"""

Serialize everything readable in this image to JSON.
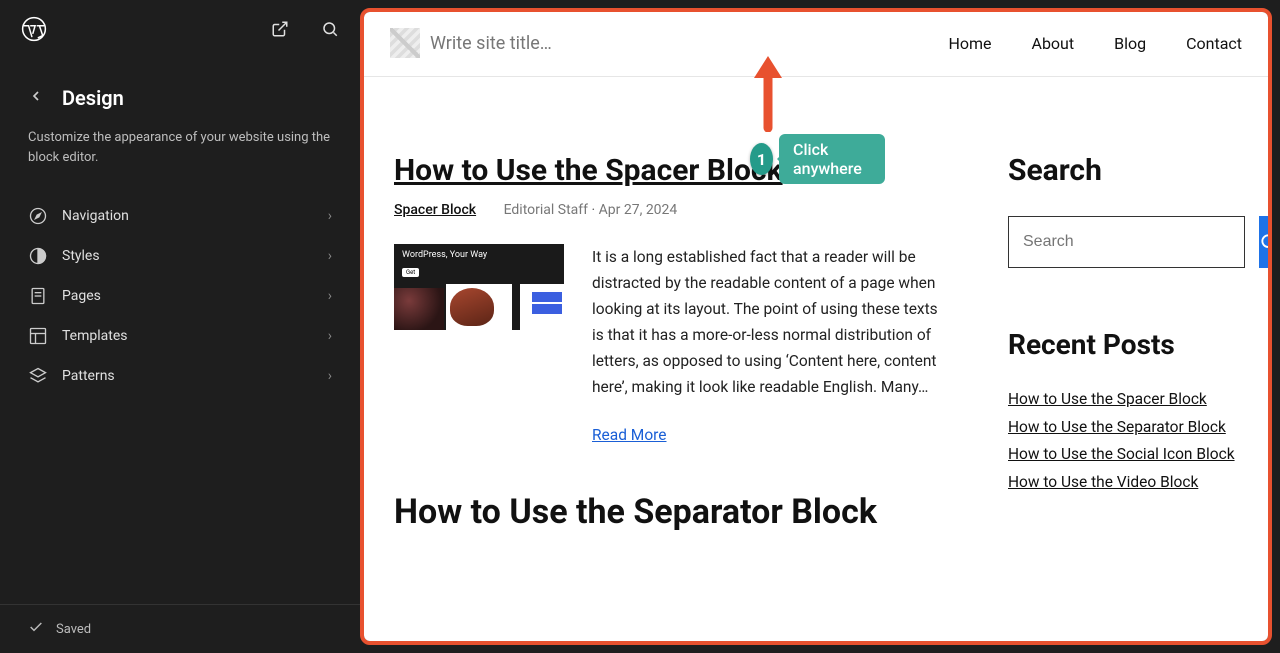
{
  "sidebar": {
    "title": "Design",
    "description": "Customize the appearance of your website using the block editor.",
    "items": [
      {
        "label": "Navigation",
        "icon": "compass"
      },
      {
        "label": "Styles",
        "icon": "contrast"
      },
      {
        "label": "Pages",
        "icon": "page"
      },
      {
        "label": "Templates",
        "icon": "layout"
      },
      {
        "label": "Patterns",
        "icon": "patterns"
      }
    ],
    "saved": "Saved"
  },
  "site": {
    "title_placeholder": "Write site title…",
    "nav": [
      "Home",
      "About",
      "Blog",
      "Contact"
    ]
  },
  "posts": [
    {
      "title": "How to Use the Spacer Block",
      "category": "Spacer Block",
      "author": "Editorial Staff",
      "date": "Apr 27, 2024",
      "thumb_headline": "WordPress, Your Way",
      "excerpt": "It is a long established fact that a reader will be distracted by the readable content of a page when looking at its layout. The point of using these texts is that it has a more-or-less normal distribution of letters, as opposed to using ‘Content here, content here’, making it look like readable English. Many…",
      "read_more": "Read More"
    },
    {
      "title": "How to Use the Separator Block"
    }
  ],
  "aside": {
    "search_heading": "Search",
    "search_placeholder": "Search",
    "recent_heading": "Recent Posts",
    "recent": [
      "How to Use the Spacer Block",
      "How to Use the Separator Block",
      "How to Use the Social Icon Block",
      "How to Use the Video Block"
    ]
  },
  "annotation": {
    "step": "1",
    "label": "Click anywhere"
  }
}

"""

**TASK OBJECTIVE:**
All entries are to be retyped exactly. Omit any embedded images.

**THE RESPONSE:**
Serialize everything readable in this image to JSON.
{
  "sidebar": {
    "title": "Design",
    "description": "Customize the appearance of your website using the block editor.",
    "items": [
      {
        "label": "Navigation",
        "icon": "compass"
      },
      {
        "label": "Styles",
        "icon": "contrast"
      },
      {
        "label": "Pages",
        "icon": "page"
      },
      {
        "label": "Templates",
        "icon": "layout"
      },
      {
        "label": "Patterns",
        "icon": "patterns"
      }
    ],
    "saved": "Saved"
  },
  "site": {
    "title_placeholder": "Write site title…",
    "nav": [
      "Home",
      "About",
      "Blog",
      "Contact"
    ]
  },
  "posts": [
    {
      "title": "How to Use the Spacer Block",
      "category": "Spacer Block",
      "author": "Editorial Staff",
      "date": "Apr 27, 2024",
      "thumb_headline": "WordPress, Your Way",
      "excerpt": "It is a long established fact that a reader will be distracted by the readable content of a page when looking at its layout. The point of using these texts is that it has a more-or-less normal distribution of letters, as opposed to using ‘Content here, content here’, making it look like readable English. Many…",
      "read_more": "Read More"
    },
    {
      "title": "How to Use the Separator Block"
    }
  ],
  "aside": {
    "search_heading": "Search",
    "search_placeholder": "Search",
    "recent_heading": "Recent Posts",
    "recent": [
      "How to Use the Spacer Block",
      "How to Use the Separator Block",
      "How to Use the Social Icon Block",
      "How to Use the Video Block"
    ]
  },
  "annotation": {
    "step": "1",
    "label": "Click anywhere"
  }
}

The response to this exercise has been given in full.